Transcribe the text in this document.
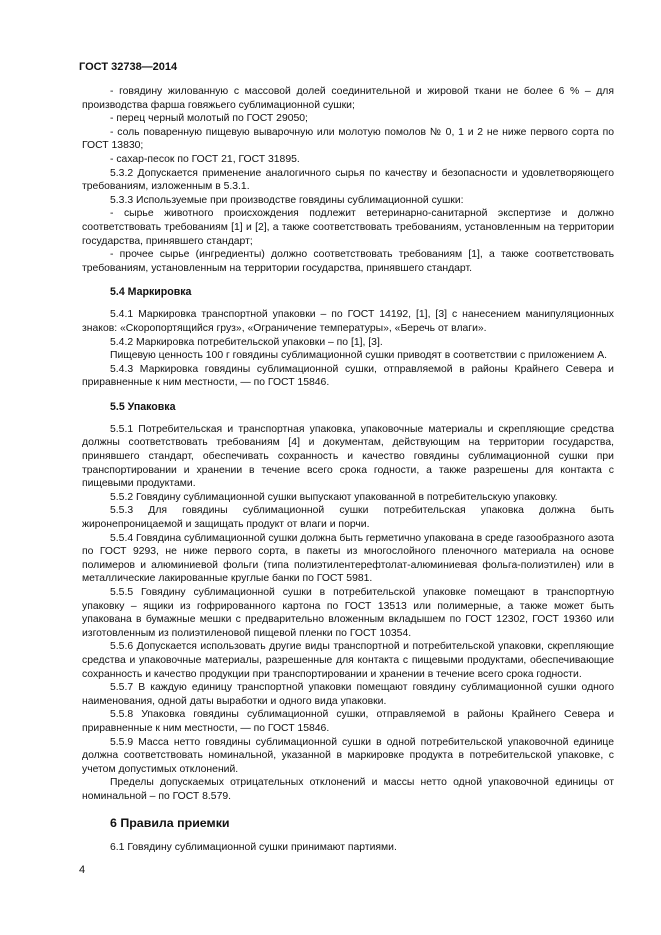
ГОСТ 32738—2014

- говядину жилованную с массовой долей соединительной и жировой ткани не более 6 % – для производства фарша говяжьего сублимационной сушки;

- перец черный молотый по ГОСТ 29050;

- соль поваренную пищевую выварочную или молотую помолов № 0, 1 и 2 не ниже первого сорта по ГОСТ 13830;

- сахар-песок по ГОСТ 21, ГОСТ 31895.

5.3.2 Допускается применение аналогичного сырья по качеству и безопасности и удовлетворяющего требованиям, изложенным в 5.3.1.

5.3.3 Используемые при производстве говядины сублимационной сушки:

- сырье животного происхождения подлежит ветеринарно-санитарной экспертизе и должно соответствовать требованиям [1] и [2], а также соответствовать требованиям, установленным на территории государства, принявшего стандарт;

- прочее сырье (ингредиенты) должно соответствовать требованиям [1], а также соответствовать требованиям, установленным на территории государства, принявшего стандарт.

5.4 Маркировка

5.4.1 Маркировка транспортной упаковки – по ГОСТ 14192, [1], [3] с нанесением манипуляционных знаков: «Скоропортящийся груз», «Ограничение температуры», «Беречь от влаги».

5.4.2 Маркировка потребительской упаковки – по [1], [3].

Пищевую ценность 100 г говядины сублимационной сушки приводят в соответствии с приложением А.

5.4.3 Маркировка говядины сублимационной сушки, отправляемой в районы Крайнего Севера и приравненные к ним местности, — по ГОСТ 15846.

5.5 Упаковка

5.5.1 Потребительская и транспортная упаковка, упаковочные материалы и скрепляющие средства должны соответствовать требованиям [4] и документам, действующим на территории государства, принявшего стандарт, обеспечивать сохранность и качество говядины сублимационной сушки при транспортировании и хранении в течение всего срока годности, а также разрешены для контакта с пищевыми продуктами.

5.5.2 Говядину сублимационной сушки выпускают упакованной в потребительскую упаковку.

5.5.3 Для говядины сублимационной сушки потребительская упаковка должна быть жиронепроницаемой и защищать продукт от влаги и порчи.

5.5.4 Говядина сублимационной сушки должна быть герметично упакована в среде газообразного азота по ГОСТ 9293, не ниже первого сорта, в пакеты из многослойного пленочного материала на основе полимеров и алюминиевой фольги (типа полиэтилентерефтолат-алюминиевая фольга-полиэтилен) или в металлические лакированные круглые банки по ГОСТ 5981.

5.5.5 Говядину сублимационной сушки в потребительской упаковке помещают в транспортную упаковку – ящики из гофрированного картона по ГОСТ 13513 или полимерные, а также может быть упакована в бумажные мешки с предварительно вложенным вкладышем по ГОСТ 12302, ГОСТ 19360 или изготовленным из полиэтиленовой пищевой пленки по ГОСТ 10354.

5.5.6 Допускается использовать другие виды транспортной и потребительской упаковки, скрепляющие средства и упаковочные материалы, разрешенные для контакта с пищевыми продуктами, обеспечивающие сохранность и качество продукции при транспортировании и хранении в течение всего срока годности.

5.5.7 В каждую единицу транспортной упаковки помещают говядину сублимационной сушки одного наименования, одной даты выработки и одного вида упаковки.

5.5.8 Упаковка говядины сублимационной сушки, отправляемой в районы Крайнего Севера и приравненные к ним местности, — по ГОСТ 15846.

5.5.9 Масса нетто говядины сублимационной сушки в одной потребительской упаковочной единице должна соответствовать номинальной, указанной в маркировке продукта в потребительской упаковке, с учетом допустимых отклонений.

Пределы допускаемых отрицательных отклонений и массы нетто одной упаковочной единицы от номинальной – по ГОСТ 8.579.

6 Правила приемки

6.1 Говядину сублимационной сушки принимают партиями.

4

### [TASK INSTRUCTIONS]
Transcribe all of the entries word for word, but skip any pictures they contain.

### [TASK SOLUTION]
Transcribe the text in this document.
ГОСТ 32738—2014

- говядину жилованную с массовой долей соединительной и жировой ткани не более 6 % – для производства фарша говяжьего сублимационной сушки;

- перец черный молотый по ГОСТ 29050;

- соль поваренную пищевую выварочную или молотую помолов № 0, 1 и 2 не ниже первого сорта по ГОСТ 13830;

- сахар-песок по ГОСТ 21, ГОСТ 31895.

5.3.2 Допускается применение аналогичного сырья по качеству и безопасности и удовлетворяющего требованиям, изложенным в 5.3.1.

5.3.3 Используемые при производстве говядины сублимационной сушки:

- сырье животного происхождения подлежит ветеринарно-санитарной экспертизе и должно соответствовать требованиям [1] и [2], а также соответствовать требованиям, установленным на территории государства, принявшего стандарт;

- прочее сырье (ингредиенты) должно соответствовать требованиям [1], а также соответствовать требованиям, установленным на территории государства, принявшего стандарт.

5.4 Маркировка

5.4.1 Маркировка транспортной упаковки – по ГОСТ 14192, [1], [3] с нанесением манипуляционных знаков: «Скоропортящийся груз», «Ограничение температуры», «Беречь от влаги».

5.4.2 Маркировка потребительской упаковки – по [1], [3].

Пищевую ценность 100 г говядины сублимационной сушки приводят в соответствии с приложением А.

5.4.3 Маркировка говядины сублимационной сушки, отправляемой в районы Крайнего Севера и приравненные к ним местности, — по ГОСТ 15846.

5.5 Упаковка

5.5.1 Потребительская и транспортная упаковка, упаковочные материалы и скрепляющие средства должны соответствовать требованиям [4] и документам, действующим на территории государства, принявшего стандарт, обеспечивать сохранность и качество говядины сублимационной сушки при транспортировании и хранении в течение всего срока годности, а также разрешены для контакта с пищевыми продуктами.

5.5.2 Говядину сублимационной сушки выпускают упакованной в потребительскую упаковку.

5.5.3 Для говядины сублимационной сушки потребительская упаковка должна быть жиронепроницаемой и защищать продукт от влаги и порчи.

5.5.4 Говядина сублимационной сушки должна быть герметично упакована в среде газообразного азота по ГОСТ 9293, не ниже первого сорта, в пакеты из многослойного пленочного материала на основе полимеров и алюминиевой фольги (типа полиэтилентерефтолат-алюминиевая фольга-полиэтилен) или в металлические лакированные круглые банки по ГОСТ 5981.

5.5.5 Говядину сублимационной сушки в потребительской упаковке помещают в транспортную упаковку – ящики из гофрированного картона по ГОСТ 13513 или полимерные, а также может быть упакована в бумажные мешки с предварительно вложенным вкладышем по ГОСТ 12302, ГОСТ 19360 или изготовленным из полиэтиленовой пищевой пленки по ГОСТ 10354.

5.5.6 Допускается использовать другие виды транспортной и потребительской упаковки, скрепляющие средства и упаковочные материалы, разрешенные для контакта с пищевыми продуктами, обеспечивающие сохранность и качество продукции при транспортировании и хранении в течение всего срока годности.

5.5.7 В каждую единицу транспортной упаковки помещают говядину сублимационной сушки одного наименования, одной даты выработки и одного вида упаковки.

5.5.8 Упаковка говядины сублимационной сушки, отправляемой в районы Крайнего Севера и приравненные к ним местности, — по ГОСТ 15846.

5.5.9 Масса нетто говядины сублимационной сушки в одной потребительской упаковочной единице должна соответствовать номинальной, указанной в маркировке продукта в потребительской упаковке, с учетом допустимых отклонений.

Пределы допускаемых отрицательных отклонений и массы нетто одной упаковочной единицы от номинальной – по ГОСТ 8.579.

6 Правила приемки

6.1 Говядину сублимационной сушки принимают партиями.

4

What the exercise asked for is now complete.